DIRECTIONS = Look through the records below, count the lines with the word "marker", and reply with only the number.

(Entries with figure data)
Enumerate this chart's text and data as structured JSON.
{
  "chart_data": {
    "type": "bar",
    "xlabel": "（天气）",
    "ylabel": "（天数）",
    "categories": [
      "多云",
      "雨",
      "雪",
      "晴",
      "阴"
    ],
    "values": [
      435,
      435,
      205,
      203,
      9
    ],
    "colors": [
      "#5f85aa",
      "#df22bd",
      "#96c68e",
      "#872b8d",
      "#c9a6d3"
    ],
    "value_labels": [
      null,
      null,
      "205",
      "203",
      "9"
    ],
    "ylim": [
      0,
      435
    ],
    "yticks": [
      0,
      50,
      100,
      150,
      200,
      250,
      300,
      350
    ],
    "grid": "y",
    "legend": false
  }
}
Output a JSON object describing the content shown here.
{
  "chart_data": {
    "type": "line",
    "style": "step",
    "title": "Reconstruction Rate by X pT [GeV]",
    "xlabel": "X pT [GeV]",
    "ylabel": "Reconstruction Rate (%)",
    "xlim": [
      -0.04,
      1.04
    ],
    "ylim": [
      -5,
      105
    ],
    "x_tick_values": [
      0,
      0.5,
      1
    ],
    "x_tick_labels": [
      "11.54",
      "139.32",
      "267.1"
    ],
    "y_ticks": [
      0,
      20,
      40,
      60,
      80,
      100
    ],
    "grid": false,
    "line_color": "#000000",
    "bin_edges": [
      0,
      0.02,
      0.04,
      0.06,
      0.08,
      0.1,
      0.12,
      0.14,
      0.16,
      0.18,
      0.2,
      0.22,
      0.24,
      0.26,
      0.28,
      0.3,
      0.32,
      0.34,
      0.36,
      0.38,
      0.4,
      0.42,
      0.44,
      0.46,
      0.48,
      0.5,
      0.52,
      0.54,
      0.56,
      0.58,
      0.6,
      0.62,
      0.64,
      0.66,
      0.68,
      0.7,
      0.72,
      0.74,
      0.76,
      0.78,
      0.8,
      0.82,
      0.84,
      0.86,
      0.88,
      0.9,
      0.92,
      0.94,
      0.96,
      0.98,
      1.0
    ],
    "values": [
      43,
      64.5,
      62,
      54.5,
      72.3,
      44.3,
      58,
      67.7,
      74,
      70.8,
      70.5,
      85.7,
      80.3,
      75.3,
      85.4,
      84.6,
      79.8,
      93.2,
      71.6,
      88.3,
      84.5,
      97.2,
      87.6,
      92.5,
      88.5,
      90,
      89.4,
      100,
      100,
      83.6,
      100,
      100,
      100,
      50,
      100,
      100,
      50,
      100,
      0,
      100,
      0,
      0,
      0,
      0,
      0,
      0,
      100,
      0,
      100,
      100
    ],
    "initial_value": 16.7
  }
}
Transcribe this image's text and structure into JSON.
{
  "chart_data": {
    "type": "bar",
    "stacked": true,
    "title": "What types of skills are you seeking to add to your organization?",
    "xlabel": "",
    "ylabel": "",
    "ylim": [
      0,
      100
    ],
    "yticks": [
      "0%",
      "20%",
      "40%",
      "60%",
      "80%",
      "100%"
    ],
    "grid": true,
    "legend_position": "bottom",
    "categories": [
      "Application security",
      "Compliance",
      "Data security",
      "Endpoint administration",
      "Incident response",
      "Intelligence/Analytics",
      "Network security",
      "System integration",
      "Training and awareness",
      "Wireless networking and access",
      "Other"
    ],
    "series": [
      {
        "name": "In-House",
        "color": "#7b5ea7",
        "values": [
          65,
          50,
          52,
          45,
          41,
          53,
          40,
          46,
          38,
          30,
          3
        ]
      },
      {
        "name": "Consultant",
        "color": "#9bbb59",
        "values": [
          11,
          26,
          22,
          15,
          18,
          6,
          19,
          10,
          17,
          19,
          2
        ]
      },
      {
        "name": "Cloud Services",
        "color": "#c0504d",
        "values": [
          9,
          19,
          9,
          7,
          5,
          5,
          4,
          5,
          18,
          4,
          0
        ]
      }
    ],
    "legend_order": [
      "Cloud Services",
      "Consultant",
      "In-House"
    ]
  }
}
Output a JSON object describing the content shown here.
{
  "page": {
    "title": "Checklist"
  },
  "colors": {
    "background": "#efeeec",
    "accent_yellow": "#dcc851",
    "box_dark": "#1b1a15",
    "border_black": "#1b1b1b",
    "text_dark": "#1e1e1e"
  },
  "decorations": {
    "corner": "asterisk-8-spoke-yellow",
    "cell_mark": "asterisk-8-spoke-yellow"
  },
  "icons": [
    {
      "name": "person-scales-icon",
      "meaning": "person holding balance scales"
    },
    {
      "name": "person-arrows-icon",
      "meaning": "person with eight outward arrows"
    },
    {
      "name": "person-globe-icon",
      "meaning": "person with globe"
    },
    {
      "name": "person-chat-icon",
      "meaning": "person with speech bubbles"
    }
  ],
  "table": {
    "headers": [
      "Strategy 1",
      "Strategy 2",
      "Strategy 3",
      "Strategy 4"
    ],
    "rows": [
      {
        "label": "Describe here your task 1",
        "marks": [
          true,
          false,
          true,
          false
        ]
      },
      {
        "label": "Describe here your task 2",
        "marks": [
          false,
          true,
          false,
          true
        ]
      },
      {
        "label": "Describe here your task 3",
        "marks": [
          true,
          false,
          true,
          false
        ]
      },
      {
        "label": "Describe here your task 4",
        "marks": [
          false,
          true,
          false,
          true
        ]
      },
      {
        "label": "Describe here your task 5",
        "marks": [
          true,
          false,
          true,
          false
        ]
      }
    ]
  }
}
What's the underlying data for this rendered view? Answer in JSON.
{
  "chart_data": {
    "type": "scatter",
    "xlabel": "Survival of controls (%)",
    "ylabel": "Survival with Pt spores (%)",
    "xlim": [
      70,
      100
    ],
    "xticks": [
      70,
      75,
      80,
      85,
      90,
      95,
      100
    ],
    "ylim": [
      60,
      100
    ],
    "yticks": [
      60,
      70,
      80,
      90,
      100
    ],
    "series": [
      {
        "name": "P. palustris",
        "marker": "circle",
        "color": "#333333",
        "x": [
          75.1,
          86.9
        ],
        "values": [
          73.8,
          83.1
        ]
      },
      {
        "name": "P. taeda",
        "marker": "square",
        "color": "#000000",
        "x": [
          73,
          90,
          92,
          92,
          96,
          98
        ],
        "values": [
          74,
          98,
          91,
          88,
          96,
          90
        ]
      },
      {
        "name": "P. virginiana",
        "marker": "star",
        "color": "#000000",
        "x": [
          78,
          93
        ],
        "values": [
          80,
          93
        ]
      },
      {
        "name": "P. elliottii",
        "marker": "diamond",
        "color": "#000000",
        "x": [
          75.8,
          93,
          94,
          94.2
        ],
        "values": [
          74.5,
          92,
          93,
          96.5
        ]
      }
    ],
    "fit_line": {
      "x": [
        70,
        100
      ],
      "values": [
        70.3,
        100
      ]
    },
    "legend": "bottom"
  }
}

RESPONSE = 4